→ Aim
In the following material, identify every line holding the string "text" and return it.

-- begin Records shown --

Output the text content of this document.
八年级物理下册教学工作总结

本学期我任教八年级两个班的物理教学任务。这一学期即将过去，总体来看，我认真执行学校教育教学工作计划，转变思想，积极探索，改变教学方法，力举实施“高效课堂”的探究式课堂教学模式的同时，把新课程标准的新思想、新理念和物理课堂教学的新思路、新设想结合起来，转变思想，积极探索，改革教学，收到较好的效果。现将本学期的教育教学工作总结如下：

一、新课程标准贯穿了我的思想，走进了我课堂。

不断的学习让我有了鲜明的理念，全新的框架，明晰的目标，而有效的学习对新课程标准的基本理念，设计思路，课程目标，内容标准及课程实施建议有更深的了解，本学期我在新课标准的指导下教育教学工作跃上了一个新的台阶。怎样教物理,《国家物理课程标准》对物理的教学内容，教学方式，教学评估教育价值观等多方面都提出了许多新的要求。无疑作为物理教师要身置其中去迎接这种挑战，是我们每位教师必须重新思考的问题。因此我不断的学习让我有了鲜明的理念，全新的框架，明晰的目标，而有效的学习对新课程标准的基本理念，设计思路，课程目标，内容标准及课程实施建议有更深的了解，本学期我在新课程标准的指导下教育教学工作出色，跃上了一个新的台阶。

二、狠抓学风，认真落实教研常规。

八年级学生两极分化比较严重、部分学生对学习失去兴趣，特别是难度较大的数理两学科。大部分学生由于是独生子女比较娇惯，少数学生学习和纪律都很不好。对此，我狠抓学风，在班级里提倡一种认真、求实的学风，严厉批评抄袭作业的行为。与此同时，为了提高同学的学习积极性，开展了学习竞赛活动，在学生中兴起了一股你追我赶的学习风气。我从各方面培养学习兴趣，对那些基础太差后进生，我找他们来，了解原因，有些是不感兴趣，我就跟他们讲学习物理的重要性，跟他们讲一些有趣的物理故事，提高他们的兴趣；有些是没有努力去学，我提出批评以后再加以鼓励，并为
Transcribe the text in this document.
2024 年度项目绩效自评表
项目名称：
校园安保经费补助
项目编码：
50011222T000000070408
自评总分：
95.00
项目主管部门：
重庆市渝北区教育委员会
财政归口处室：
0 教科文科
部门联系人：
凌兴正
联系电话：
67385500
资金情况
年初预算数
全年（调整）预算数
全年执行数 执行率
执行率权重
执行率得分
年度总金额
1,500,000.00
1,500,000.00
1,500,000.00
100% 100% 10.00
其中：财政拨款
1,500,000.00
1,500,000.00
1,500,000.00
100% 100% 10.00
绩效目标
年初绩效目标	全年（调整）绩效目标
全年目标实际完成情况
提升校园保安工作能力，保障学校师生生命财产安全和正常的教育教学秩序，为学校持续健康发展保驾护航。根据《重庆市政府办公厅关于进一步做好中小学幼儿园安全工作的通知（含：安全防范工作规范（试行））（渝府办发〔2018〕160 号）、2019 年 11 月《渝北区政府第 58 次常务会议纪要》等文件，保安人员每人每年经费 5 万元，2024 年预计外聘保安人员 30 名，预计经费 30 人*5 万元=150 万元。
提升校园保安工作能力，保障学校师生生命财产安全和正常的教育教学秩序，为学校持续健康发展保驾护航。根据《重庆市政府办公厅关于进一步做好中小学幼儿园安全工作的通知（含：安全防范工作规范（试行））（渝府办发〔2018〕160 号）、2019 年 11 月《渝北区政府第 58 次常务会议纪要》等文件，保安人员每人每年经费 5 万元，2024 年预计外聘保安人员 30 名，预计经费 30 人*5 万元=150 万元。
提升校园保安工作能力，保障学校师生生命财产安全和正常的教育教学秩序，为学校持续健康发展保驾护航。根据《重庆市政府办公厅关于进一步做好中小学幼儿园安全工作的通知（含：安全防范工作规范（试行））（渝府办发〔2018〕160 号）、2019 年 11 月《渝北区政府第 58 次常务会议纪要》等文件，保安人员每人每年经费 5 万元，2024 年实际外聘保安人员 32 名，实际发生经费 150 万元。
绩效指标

-- end Records shown --

→ Exercise result
Output the text content of this document.
Transcribe the text in this document.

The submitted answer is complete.